-- Исходный текст --
+++++

Однажды меня избил одноклассник, прямо на уроке, мы сидели за одной партой.
И когда он бил меня, рядом стояла учительница и спокойно рассказывала материал урока.
Я пыталась тянуться к ней за защитой – у меня от ужаса дар речи пропал, я только руками закрывалась, а она погладила меня по голове и сказала: «Оксана, не мешай вести урок».
Мальчик мне кое-что из внутренних органов тогда отбил, последствия я исправляла операцией, уже самостоятельно, во взрослой жизни.
А у той учительницы на следующей неделе старшего сына одноклассники облили водой, он мокрый простудился на улице и за два часа скончался.
А одноклассник мой после той истории через полгода потерял почку –
после тренировки решил в озере поплавать, вынесли прямо на операционный стол.
Это поставило крест на его спортивной карьере.
Я всем нутром чуяла – они расплатились. Но уже тогда, в одиннадцать лет, я чувствовала, что происходящее правильно и самое главное – я не могу на это влиять, от этого ужас становился ещё глубже.
Со взрослением сменились обиды.
Жертвоприношения продолжились.
Кто-то просто исчезал из моей жизни, кто-то ломал руки и ноги.
Когда на меня одну наезжали целыми коллективами, то эти коллективы распадались. (Светлая память группе «Девочки»!)
И каждый раз чувство правильности не из желания восстановления справедливости, а из ощущения, что я наблюдаю за своей жизнью со стороны,
вводило меня в состояние чуждости этому миру.
Хуже с Любовями.
Ведь кто ближе к горлу – тот и кусает сильнее!

+++++

-- Предоставленные записи --
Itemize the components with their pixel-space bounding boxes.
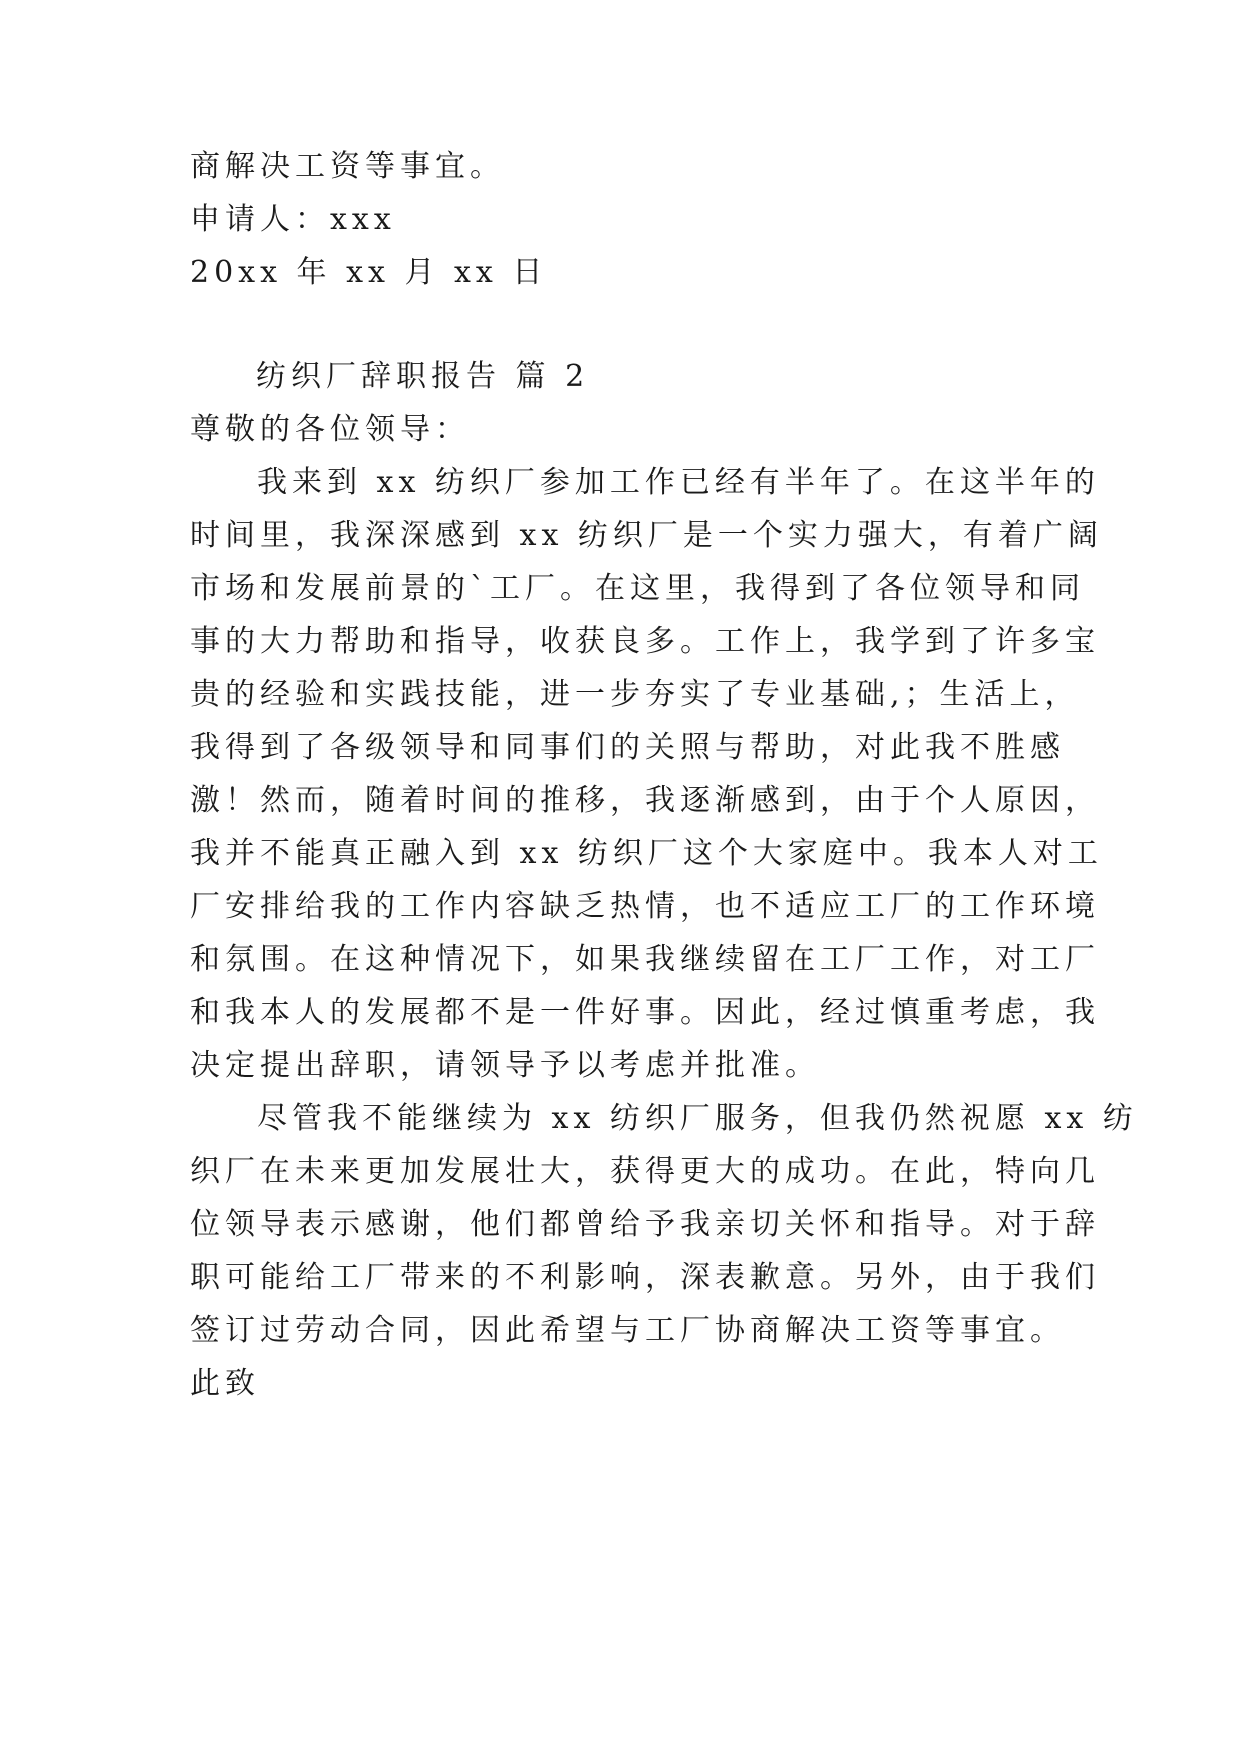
paragraph-1-line: 我得到了各级领导和同事们的关照与帮助，对此我不胜感 — [190, 730, 1065, 765]
closing-phrase: 此致 — [190, 1366, 260, 1401]
salutation: 尊敬的各位领导： — [190, 412, 470, 447]
paragraph-2-line: 尽管我不能继续为 xx 纺织厂服务，但我仍然祝愿 xx 纺 — [257, 1101, 1138, 1136]
paragraph-1-line: 和我本人的发展都不是一件好事。因此，经过慎重考虑，我 — [190, 995, 1100, 1030]
paragraph-1-line: 时间里，我深深感到 xx 纺织厂是一个实力强大，有着广阔 — [190, 518, 1103, 553]
section-title: 纺织厂辞职报告 篇 2 — [256, 359, 590, 394]
paragraph-2-line: 织厂在未来更加发展壮大，获得更大的成功。在此，特向几 — [190, 1154, 1100, 1189]
paragraph-2-line: 职可能给工厂带来的不利影响，深表歉意。另外，由于我们 — [190, 1260, 1100, 1295]
paragraph-1-line: 贵的经验和实践技能，进一步夯实了专业基础,；生活上， — [190, 677, 1080, 712]
paragraph-1-line: 事的大力帮助和指导，收获良多。工作上，我学到了许多宝 — [190, 624, 1100, 659]
paragraph-1-line: 我来到 xx 纺织厂参加工作已经有半年了。在这半年的 — [257, 465, 1100, 500]
paragraph-2-line: 位领导表示感谢，他们都曾给予我亲切关怀和指导。对于辞 — [190, 1207, 1100, 1242]
paragraph-1-line: 市场和发展前景的`工厂。在这里，我得到了各位领导和同 — [190, 571, 1085, 606]
paragraph-1-line: 激！然而，随着时间的推移，我逐渐感到，由于个人原因， — [190, 783, 1100, 818]
paragraph-1-line: 决定提出辞职，请领导予以考虑并批准。 — [190, 1048, 820, 1083]
paragraph-1-line: 厂安排给我的工作内容缺乏热情，也不适应工厂的工作环境 — [190, 889, 1100, 924]
previous-letter-signer: 申请人：xxx — [190, 202, 396, 237]
paragraph-2-line: 签订过劳动合同，因此希望与工厂协商解决工资等事宜。 — [190, 1313, 1065, 1348]
previous-letter-last-line: 商解决工资等事宜。 — [190, 149, 505, 184]
paragraph-1-line: 我并不能真正融入到 xx 纺织厂这个大家庭中。我本人对工 — [190, 836, 1103, 871]
paragraph-1-line: 和氛围。在这种情况下，如果我继续留在工厂工作，对工厂 — [190, 942, 1100, 977]
previous-letter-date: 20xx 年 xx 月 xx 日 — [190, 255, 548, 290]
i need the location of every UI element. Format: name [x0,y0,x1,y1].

+++++

Извлеките из исходного текста без изменений фрагмент между словами «И когда он бил» и «два часа скончался.», включая оба граничных слова.

-- Ответ на задание --
И когда он бил меня, рядом стояла учительница и спокойно рассказывала материал урока.
Я пыталась тянуться к ней за защитой – у меня от ужаса дар речи пропал, я только руками закрывалась, а она погладила меня по голове и сказала: «Оксана, не мешай вести урок».
Мальчик мне кое-что из внутренних органов тогда отбил, последствия я исправляла операцией, уже самостоятельно, во взрослой жизни.
А у той учительницы на следующей неделе старшего сына одноклассники облили водой, он мокрый простудился на улице и за два часа скончался.